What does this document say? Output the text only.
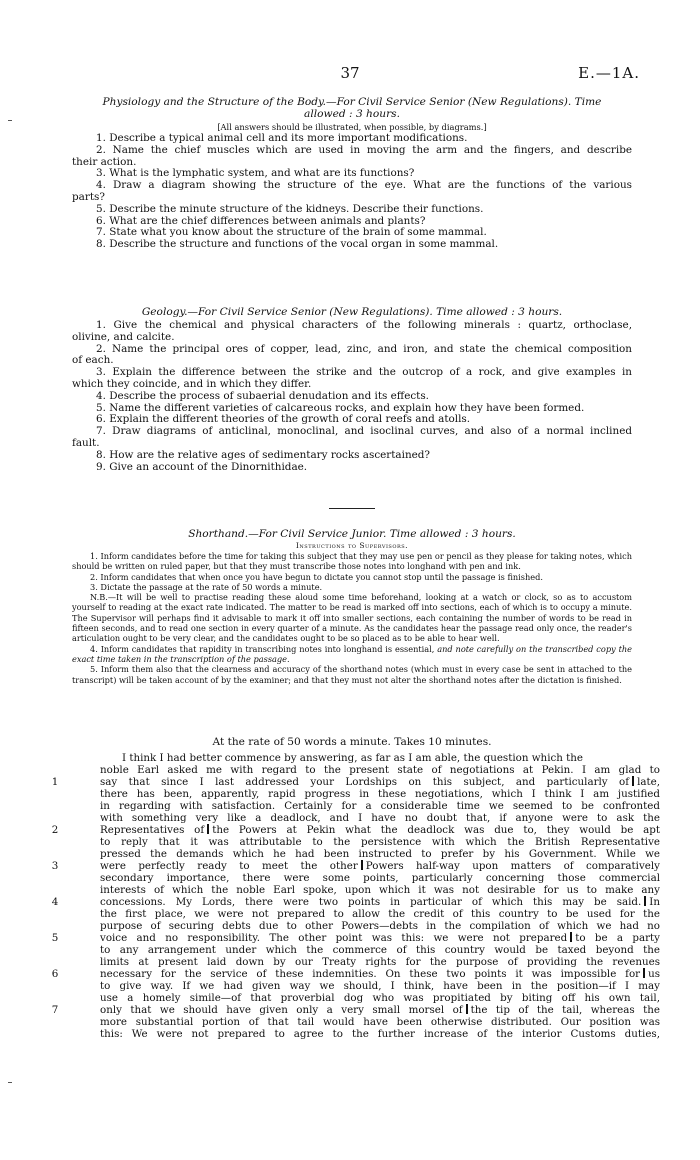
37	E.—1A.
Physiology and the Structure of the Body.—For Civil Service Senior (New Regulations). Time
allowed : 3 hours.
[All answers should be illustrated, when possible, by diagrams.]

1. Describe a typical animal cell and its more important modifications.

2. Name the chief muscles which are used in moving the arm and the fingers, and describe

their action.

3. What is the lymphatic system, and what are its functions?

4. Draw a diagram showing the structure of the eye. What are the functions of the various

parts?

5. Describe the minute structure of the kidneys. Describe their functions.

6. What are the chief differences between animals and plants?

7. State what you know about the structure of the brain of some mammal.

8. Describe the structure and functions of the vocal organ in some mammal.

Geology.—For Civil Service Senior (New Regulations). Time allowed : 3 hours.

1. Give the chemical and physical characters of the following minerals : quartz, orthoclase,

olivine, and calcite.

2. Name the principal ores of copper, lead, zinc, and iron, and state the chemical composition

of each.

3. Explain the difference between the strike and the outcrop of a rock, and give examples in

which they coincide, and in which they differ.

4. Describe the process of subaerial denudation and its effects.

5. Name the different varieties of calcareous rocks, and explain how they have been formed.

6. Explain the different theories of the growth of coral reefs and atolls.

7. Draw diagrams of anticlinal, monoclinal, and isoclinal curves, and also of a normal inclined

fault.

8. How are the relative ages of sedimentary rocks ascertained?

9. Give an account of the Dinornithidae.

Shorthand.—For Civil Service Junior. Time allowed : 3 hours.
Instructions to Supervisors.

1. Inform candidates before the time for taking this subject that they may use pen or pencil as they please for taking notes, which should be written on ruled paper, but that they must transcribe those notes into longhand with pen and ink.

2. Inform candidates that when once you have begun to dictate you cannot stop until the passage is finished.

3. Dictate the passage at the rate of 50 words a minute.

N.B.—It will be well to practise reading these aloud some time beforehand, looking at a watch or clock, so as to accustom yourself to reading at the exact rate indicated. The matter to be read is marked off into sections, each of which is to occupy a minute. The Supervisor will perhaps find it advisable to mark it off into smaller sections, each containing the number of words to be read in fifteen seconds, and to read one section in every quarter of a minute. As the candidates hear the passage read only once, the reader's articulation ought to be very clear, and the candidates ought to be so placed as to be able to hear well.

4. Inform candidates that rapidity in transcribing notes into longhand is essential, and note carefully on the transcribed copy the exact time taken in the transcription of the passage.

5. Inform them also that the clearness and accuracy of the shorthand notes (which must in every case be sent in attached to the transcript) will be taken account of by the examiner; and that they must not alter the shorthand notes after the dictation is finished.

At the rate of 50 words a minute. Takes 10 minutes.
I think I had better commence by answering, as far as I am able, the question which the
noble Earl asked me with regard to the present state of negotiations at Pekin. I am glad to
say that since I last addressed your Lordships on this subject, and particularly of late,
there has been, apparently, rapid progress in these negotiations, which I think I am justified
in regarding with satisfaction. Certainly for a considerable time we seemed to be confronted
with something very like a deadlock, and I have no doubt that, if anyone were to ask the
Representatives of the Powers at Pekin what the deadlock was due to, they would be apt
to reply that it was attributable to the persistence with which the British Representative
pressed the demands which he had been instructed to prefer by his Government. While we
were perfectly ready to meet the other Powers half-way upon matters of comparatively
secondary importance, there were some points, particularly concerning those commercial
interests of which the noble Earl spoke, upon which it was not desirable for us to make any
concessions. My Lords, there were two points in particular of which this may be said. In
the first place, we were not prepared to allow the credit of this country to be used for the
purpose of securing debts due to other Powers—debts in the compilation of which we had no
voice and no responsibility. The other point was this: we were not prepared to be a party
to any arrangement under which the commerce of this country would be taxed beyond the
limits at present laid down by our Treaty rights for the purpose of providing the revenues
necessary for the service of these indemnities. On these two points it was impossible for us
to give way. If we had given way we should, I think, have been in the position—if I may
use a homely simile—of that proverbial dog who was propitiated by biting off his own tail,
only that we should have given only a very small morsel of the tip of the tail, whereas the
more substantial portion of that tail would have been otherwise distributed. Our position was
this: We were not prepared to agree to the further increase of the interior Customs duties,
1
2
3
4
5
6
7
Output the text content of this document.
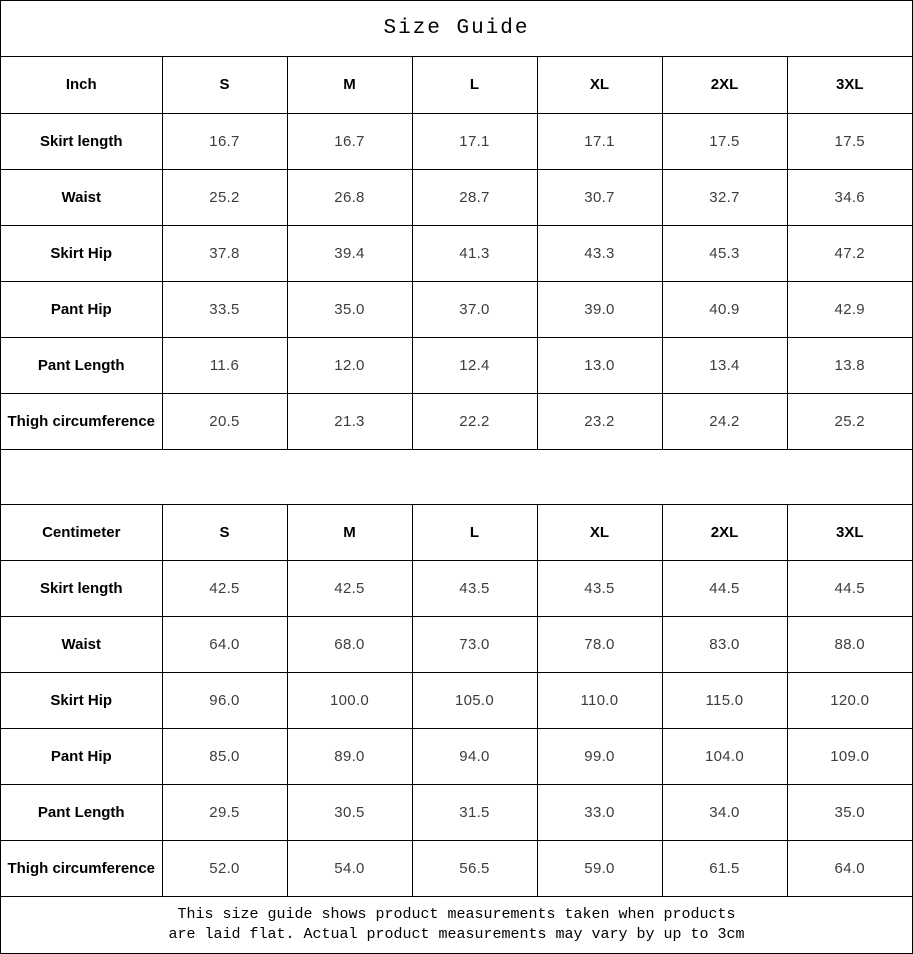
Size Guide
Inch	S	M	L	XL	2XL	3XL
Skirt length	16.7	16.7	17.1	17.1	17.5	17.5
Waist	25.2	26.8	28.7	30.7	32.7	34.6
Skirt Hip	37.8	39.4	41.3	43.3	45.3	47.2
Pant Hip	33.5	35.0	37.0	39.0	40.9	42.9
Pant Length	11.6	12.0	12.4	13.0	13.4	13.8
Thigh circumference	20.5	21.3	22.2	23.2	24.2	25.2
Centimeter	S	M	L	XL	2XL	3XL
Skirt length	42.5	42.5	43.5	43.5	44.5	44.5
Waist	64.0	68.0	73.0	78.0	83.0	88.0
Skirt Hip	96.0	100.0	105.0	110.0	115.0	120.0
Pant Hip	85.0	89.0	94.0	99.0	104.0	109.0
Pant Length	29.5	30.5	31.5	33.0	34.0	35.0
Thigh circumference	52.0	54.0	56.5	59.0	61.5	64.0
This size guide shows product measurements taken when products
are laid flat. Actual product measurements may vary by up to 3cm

## TO BE DONE
The entries above are to be returned exactly, without their pictures.

## SOLUTION
What does this document say? Output the text only.
37	E.—1A.
Physiology and the Structure of the Body.—For Civil Service Senior (New Regulations). Time
allowed : 3 hours.
[All answers should be illustrated, when possible, by diagrams.]

1. Describe a typical animal cell and its more important modifications.

2. Name the chief muscles which are used in moving the arm and the fingers, and describe

their action.

3. What is the lymphatic system, and what are its functions?

4. Draw a diagram showing the structure of the eye. What are the functions of the various

parts?

5. Describe the minute structure of the kidneys. Describe their functions.

6. What are the chief differences between animals and plants?

7. State what you know about the structure of the brain of some mammal.

8. Describe the structure and functions of the vocal organ in some mammal.

Geology.—For Civil Service Senior (New Regulations). Time allowed : 3 hours.

1. Give the chemical and physical characters of the following minerals : quartz, orthoclase,

olivine, and calcite.

2. Name the principal ores of copper, lead, zinc, and iron, and state the chemical composition

of each.

3. Explain the difference between the strike and the outcrop of a rock, and give examples in

which they coincide, and in which they differ.

4. Describe the process of subaerial denudation and its effects.

5. Name the different varieties of calcareous rocks, and explain how they have been formed.

6. Explain the different theories of the growth of coral reefs and atolls.

7. Draw diagrams of anticlinal, monoclinal, and isoclinal curves, and also of a normal inclined

fault.

8. How are the relative ages of sedimentary rocks ascertained?

9. Give an account of the Dinornithidae.

Shorthand.—For Civil Service Junior. Time allowed : 3 hours.
Instructions to Supervisors.

1. Inform candidates before the time for taking this subject that they may use pen or pencil as they please for taking notes, which should be written on ruled paper, but that they must transcribe those notes into longhand with pen and ink.

2. Inform candidates that when once you have begun to dictate you cannot stop until the passage is finished.

3. Dictate the passage at the rate of 50 words a minute.

N.B.—It will be well to practise reading these aloud some time beforehand, looking at a watch or clock, so as to accustom yourself to reading at the exact rate indicated. The matter to be read is marked off into sections, each of which is to occupy a minute. The Supervisor will perhaps find it advisable to mark it off into smaller sections, each containing the number of words to be read in fifteen seconds, and to read one section in every quarter of a minute. As the candidates hear the passage read only once, the reader's articulation ought to be very clear, and the candidates ought to be so placed as to be able to hear well.

4. Inform candidates that rapidity in transcribing notes into longhand is essential, and note carefully on the transcribed copy the exact time taken in the transcription of the passage.

5. Inform them also that the clearness and accuracy of the shorthand notes (which must in every case be sent in attached to the transcript) will be taken account of by the examiner; and that they must not alter the shorthand notes after the dictation is finished.

At the rate of 50 words a minute. Takes 10 minutes.
I think I had better commence by answering, as far as I am able, the question which the
noble Earl asked me with regard to the present state of negotiations at Pekin. I am glad to
say that since I last addressed your Lordships on this subject, and particularly of late,
there has been, apparently, rapid progress in these negotiations, which I think I am justified
in regarding with satisfaction. Certainly for a considerable time we seemed to be confronted
with something very like a deadlock, and I have no doubt that, if anyone were to ask the
Representatives of the Powers at Pekin what the deadlock was due to, they would be apt
to reply that it was attributable to the persistence with which the British Representative
pressed the demands which he had been instructed to prefer by his Government. While we
were perfectly ready to meet the other Powers half-way upon matters of comparatively
secondary importance, there were some points, particularly concerning those commercial
interests of which the noble Earl spoke, upon which it was not desirable for us to make any
concessions. My Lords, there were two points in particular of which this may be said. In
the first place, we were not prepared to allow the credit of this country to be used for the
purpose of securing debts due to other Powers—debts in the compilation of which we had no
voice and no responsibility. The other point was this: we were not prepared to be a party
to any arrangement under which the commerce of this country would be taxed beyond the
limits at present laid down by our Treaty rights for the purpose of providing the revenues
necessary for the service of these indemnities. On these two points it was impossible for us
to give way. If we had given way we should, I think, have been in the position—if I may
use a homely simile—of that proverbial dog who was propitiated by biting off his own tail,
only that we should have given only a very small morsel of the tip of the tail, whereas the
more substantial portion of that tail would have been otherwise distributed. Our position was
this: We were not prepared to agree to the further increase of the interior Customs duties,
1
2
3
4
5
6
7
Output the text content of this document.
Size Guide
Inch	S	M	L	XL	2XL	3XL
Skirt length	16.7	16.7	17.1	17.1	17.5	17.5
Waist	25.2	26.8	28.7	30.7	32.7	34.6
Skirt Hip	37.8	39.4	41.3	43.3	45.3	47.2
Pant Hip	33.5	35.0	37.0	39.0	40.9	42.9
Pant Length	11.6	12.0	12.4	13.0	13.4	13.8
Thigh circumference	20.5	21.3	22.2	23.2	24.2	25.2
Centimeter	S	M	L	XL	2XL	3XL
Skirt length	42.5	42.5	43.5	43.5	44.5	44.5
Waist	64.0	68.0	73.0	78.0	83.0	88.0
Skirt Hip	96.0	100.0	105.0	110.0	115.0	120.0
Pant Hip	85.0	89.0	94.0	99.0	104.0	109.0
Pant Length	29.5	30.5	31.5	33.0	34.0	35.0
Thigh circumference	52.0	54.0	56.5	59.0	61.5	64.0
This size guide shows product measurements taken when products
are laid flat. Actual product measurements may vary by up to 3cm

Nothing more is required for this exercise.